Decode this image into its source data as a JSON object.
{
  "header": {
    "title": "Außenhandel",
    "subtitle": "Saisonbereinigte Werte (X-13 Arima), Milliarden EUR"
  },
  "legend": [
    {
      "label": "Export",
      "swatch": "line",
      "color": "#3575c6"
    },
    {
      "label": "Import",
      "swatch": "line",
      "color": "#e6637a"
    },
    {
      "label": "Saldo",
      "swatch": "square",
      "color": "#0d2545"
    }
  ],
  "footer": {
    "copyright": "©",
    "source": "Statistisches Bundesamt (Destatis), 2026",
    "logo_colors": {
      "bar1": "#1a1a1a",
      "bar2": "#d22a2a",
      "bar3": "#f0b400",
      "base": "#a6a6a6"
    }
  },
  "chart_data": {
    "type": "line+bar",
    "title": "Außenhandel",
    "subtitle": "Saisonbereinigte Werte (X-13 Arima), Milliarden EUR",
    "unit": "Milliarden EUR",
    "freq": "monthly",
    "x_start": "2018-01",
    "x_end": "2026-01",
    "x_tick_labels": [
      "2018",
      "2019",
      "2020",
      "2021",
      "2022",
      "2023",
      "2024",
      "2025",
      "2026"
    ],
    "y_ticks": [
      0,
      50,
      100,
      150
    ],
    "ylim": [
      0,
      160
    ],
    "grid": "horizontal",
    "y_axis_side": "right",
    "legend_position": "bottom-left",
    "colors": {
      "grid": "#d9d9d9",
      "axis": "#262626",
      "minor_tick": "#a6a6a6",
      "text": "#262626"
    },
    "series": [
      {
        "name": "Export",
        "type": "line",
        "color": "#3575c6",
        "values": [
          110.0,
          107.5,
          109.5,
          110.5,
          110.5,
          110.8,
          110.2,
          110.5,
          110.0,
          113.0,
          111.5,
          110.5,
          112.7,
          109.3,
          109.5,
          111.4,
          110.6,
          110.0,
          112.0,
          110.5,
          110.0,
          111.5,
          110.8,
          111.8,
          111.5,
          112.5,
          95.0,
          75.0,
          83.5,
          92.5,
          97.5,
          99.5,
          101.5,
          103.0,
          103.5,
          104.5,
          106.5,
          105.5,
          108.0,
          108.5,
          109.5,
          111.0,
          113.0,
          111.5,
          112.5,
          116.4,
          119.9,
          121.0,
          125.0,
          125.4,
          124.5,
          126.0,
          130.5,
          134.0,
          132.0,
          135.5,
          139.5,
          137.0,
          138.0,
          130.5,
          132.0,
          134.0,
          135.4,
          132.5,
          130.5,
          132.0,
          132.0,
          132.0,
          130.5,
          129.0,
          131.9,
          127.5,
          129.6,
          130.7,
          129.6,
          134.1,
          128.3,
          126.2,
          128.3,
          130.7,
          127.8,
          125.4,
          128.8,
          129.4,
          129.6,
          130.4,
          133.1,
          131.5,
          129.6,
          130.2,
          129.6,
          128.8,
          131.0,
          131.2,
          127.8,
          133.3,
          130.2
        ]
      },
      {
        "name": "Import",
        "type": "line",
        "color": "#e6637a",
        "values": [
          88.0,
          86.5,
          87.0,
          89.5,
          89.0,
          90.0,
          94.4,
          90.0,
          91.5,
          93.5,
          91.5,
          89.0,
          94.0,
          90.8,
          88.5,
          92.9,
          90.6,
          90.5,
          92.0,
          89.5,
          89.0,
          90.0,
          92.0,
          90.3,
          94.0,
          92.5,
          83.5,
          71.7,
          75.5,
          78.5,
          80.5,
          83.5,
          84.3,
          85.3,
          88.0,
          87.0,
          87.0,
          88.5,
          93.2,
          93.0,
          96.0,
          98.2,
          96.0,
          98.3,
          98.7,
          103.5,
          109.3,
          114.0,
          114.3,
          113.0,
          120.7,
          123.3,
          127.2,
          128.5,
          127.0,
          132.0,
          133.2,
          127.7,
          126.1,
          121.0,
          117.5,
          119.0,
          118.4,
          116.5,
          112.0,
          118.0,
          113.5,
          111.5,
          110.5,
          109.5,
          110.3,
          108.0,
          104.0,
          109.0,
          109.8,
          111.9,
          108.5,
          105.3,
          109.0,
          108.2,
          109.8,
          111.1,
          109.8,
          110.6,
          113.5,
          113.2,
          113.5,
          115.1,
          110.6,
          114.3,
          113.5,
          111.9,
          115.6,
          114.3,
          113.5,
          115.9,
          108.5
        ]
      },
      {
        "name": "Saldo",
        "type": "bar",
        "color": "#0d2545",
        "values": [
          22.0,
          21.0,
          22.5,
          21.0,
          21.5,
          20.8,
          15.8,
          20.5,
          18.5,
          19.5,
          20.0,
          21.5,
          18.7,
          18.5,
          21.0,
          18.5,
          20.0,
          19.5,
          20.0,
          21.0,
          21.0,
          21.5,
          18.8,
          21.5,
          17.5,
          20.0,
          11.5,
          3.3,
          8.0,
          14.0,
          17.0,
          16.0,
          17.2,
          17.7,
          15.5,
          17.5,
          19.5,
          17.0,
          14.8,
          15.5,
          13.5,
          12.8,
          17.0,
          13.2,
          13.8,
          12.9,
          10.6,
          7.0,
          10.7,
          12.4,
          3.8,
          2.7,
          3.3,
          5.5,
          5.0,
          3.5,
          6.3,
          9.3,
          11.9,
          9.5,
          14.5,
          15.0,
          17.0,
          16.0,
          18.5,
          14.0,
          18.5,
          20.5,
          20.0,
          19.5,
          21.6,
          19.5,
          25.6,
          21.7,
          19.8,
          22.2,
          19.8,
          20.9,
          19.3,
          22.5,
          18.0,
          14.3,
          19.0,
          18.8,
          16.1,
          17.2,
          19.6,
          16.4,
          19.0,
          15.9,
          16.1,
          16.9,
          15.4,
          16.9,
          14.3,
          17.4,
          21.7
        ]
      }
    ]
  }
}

● ● ● ● ● ● ●

> _WHAT NEEDS TO BE DONE_: All of the material above needs to be copied exactly.

> _WORKED SOLUTION_:
Decode this image into its source data as a JSON object.
{
  "header": {
    "title": "Außenhandel",
    "subtitle": "Saisonbereinigte Werte (X-13 Arima), Milliarden EUR"
  },
  "legend": [
    {
      "label": "Export",
      "swatch": "line",
      "color": "#3575c6"
    },
    {
      "label": "Import",
      "swatch": "line",
      "color": "#e6637a"
    },
    {
      "label": "Saldo",
      "swatch": "square",
      "color": "#0d2545"
    }
  ],
  "footer": {
    "copyright": "©",
    "source": "Statistisches Bundesamt (Destatis), 2026",
    "logo_colors": {
      "bar1": "#1a1a1a",
      "bar2": "#d22a2a",
      "bar3": "#f0b400",
      "base": "#a6a6a6"
    }
  },
  "chart_data": {
    "type": "line+bar",
    "title": "Außenhandel",
    "subtitle": "Saisonbereinigte Werte (X-13 Arima), Milliarden EUR",
    "unit": "Milliarden EUR",
    "freq": "monthly",
    "x_start": "2018-01",
    "x_end": "2026-01",
    "x_tick_labels": [
      "2018",
      "2019",
      "2020",
      "2021",
      "2022",
      "2023",
      "2024",
      "2025",
      "2026"
    ],
    "y_ticks": [
      0,
      50,
      100,
      150
    ],
    "ylim": [
      0,
      160
    ],
    "grid": "horizontal",
    "y_axis_side": "right",
    "legend_position": "bottom-left",
    "colors": {
      "grid": "#d9d9d9",
      "axis": "#262626",
      "minor_tick": "#a6a6a6",
      "text": "#262626"
    },
    "series": [
      {
        "name": "Export",
        "type": "line",
        "color": "#3575c6",
        "values": [
          110.0,
          107.5,
          109.5,
          110.5,
          110.5,
          110.8,
          110.2,
          110.5,
          110.0,
          113.0,
          111.5,
          110.5,
          112.7,
          109.3,
          109.5,
          111.4,
          110.6,
          110.0,
          112.0,
          110.5,
          110.0,
          111.5,
          110.8,
          111.8,
          111.5,
          112.5,
          95.0,
          75.0,
          83.5,
          92.5,
          97.5,
          99.5,
          101.5,
          103.0,
          103.5,
          104.5,
          106.5,
          105.5,
          108.0,
          108.5,
          109.5,
          111.0,
          113.0,
          111.5,
          112.5,
          116.4,
          119.9,
          121.0,
          125.0,
          125.4,
          124.5,
          126.0,
          130.5,
          134.0,
          132.0,
          135.5,
          139.5,
          137.0,
          138.0,
          130.5,
          132.0,
          134.0,
          135.4,
          132.5,
          130.5,
          132.0,
          132.0,
          132.0,
          130.5,
          129.0,
          131.9,
          127.5,
          129.6,
          130.7,
          129.6,
          134.1,
          128.3,
          126.2,
          128.3,
          130.7,
          127.8,
          125.4,
          128.8,
          129.4,
          129.6,
          130.4,
          133.1,
          131.5,
          129.6,
          130.2,
          129.6,
          128.8,
          131.0,
          131.2,
          127.8,
          133.3,
          130.2
        ]
      },
      {
        "name": "Import",
        "type": "line",
        "color": "#e6637a",
        "values": [
          88.0,
          86.5,
          87.0,
          89.5,
          89.0,
          90.0,
          94.4,
          90.0,
          91.5,
          93.5,
          91.5,
          89.0,
          94.0,
          90.8,
          88.5,
          92.9,
          90.6,
          90.5,
          92.0,
          89.5,
          89.0,
          90.0,
          92.0,
          90.3,
          94.0,
          92.5,
          83.5,
          71.7,
          75.5,
          78.5,
          80.5,
          83.5,
          84.3,
          85.3,
          88.0,
          87.0,
          87.0,
          88.5,
          93.2,
          93.0,
          96.0,
          98.2,
          96.0,
          98.3,
          98.7,
          103.5,
          109.3,
          114.0,
          114.3,
          113.0,
          120.7,
          123.3,
          127.2,
          128.5,
          127.0,
          132.0,
          133.2,
          127.7,
          126.1,
          121.0,
          117.5,
          119.0,
          118.4,
          116.5,
          112.0,
          118.0,
          113.5,
          111.5,
          110.5,
          109.5,
          110.3,
          108.0,
          104.0,
          109.0,
          109.8,
          111.9,
          108.5,
          105.3,
          109.0,
          108.2,
          109.8,
          111.1,
          109.8,
          110.6,
          113.5,
          113.2,
          113.5,
          115.1,
          110.6,
          114.3,
          113.5,
          111.9,
          115.6,
          114.3,
          113.5,
          115.9,
          108.5
        ]
      },
      {
        "name": "Saldo",
        "type": "bar",
        "color": "#0d2545",
        "values": [
          22.0,
          21.0,
          22.5,
          21.0,
          21.5,
          20.8,
          15.8,
          20.5,
          18.5,
          19.5,
          20.0,
          21.5,
          18.7,
          18.5,
          21.0,
          18.5,
          20.0,
          19.5,
          20.0,
          21.0,
          21.0,
          21.5,
          18.8,
          21.5,
          17.5,
          20.0,
          11.5,
          3.3,
          8.0,
          14.0,
          17.0,
          16.0,
          17.2,
          17.7,
          15.5,
          17.5,
          19.5,
          17.0,
          14.8,
          15.5,
          13.5,
          12.8,
          17.0,
          13.2,
          13.8,
          12.9,
          10.6,
          7.0,
          10.7,
          12.4,
          3.8,
          2.7,
          3.3,
          5.5,
          5.0,
          3.5,
          6.3,
          9.3,
          11.9,
          9.5,
          14.5,
          15.0,
          17.0,
          16.0,
          18.5,
          14.0,
          18.5,
          20.5,
          20.0,
          19.5,
          21.6,
          19.5,
          25.6,
          21.7,
          19.8,
          22.2,
          19.8,
          20.9,
          19.3,
          22.5,
          18.0,
          14.3,
          19.0,
          18.8,
          16.1,
          17.2,
          19.6,
          16.4,
          19.0,
          15.9,
          16.1,
          16.9,
          15.4,
          16.9,
          14.3,
          17.4,
          21.7
        ]
      }
    ]
  }
}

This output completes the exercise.